*SHORT EXERCISE*. From the listing below, return each line that includes "Issues".
[BEGIN]
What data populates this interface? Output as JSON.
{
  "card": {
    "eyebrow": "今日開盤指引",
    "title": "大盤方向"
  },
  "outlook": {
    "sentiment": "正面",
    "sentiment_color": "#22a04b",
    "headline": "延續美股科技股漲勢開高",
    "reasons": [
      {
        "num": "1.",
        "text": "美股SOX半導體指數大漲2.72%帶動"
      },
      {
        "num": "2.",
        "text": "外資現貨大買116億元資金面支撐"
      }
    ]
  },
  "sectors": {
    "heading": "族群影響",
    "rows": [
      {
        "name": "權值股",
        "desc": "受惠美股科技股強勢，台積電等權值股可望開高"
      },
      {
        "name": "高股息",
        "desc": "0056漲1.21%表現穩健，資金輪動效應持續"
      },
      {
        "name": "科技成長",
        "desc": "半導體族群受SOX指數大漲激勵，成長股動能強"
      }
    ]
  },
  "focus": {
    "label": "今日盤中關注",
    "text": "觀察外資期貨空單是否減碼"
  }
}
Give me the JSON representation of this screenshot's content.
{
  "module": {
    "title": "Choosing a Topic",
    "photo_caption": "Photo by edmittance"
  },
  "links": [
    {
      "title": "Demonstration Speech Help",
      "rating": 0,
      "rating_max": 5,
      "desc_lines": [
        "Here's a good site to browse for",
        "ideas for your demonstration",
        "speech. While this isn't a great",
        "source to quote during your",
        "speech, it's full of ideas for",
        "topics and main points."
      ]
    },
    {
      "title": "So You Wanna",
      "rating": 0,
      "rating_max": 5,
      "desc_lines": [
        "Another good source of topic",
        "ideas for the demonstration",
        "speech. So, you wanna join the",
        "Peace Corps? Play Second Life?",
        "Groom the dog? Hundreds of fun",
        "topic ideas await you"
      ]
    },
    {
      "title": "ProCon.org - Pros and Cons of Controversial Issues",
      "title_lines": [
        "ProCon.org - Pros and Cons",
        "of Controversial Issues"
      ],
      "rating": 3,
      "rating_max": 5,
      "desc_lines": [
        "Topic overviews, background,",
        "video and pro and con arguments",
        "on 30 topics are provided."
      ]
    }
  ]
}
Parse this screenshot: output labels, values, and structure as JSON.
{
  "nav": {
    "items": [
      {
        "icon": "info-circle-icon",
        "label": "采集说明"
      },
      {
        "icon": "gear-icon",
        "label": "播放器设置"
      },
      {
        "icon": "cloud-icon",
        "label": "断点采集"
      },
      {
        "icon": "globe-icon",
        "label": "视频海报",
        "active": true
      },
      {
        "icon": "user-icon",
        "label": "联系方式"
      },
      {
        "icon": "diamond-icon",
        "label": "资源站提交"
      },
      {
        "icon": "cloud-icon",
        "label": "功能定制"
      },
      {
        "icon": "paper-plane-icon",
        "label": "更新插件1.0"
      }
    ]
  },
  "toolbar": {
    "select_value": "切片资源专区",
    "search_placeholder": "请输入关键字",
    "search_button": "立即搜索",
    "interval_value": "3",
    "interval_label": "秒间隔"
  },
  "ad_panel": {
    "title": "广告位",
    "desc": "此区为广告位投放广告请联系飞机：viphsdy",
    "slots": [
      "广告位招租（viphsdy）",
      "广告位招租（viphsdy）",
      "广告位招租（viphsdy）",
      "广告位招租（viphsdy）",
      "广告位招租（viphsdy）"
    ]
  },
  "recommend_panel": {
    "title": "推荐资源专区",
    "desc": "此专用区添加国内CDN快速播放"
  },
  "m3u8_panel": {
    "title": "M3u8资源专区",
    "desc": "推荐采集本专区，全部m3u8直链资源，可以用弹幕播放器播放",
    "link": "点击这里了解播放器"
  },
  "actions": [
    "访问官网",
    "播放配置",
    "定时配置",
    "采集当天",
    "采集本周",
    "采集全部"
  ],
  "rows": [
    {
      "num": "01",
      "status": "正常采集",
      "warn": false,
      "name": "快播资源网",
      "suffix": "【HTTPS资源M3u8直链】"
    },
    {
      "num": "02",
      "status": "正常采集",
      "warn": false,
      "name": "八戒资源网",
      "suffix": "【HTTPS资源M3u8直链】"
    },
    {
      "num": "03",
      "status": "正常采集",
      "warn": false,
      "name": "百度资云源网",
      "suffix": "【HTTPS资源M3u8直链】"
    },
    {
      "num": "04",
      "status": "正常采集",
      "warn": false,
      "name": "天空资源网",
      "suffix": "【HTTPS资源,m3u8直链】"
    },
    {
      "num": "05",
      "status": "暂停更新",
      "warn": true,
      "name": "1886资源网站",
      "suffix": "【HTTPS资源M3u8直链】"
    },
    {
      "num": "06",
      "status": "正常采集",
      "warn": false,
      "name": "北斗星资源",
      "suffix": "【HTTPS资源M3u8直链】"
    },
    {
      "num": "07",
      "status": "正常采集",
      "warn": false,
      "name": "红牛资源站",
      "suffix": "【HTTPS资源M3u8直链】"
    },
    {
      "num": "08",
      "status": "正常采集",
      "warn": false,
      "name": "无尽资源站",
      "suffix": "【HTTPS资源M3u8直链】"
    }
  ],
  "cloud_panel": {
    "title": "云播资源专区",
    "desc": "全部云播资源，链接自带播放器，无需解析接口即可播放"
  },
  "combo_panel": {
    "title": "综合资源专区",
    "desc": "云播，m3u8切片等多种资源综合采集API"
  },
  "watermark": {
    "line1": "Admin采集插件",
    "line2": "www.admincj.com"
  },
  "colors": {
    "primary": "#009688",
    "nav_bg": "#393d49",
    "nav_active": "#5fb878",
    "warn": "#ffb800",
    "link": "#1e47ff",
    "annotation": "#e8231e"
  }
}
[END]
*TASK SOLUTION*.
      "title": "ProCon.org - Pros and Cons of Controversial Issues",
        "of Controversial Issues"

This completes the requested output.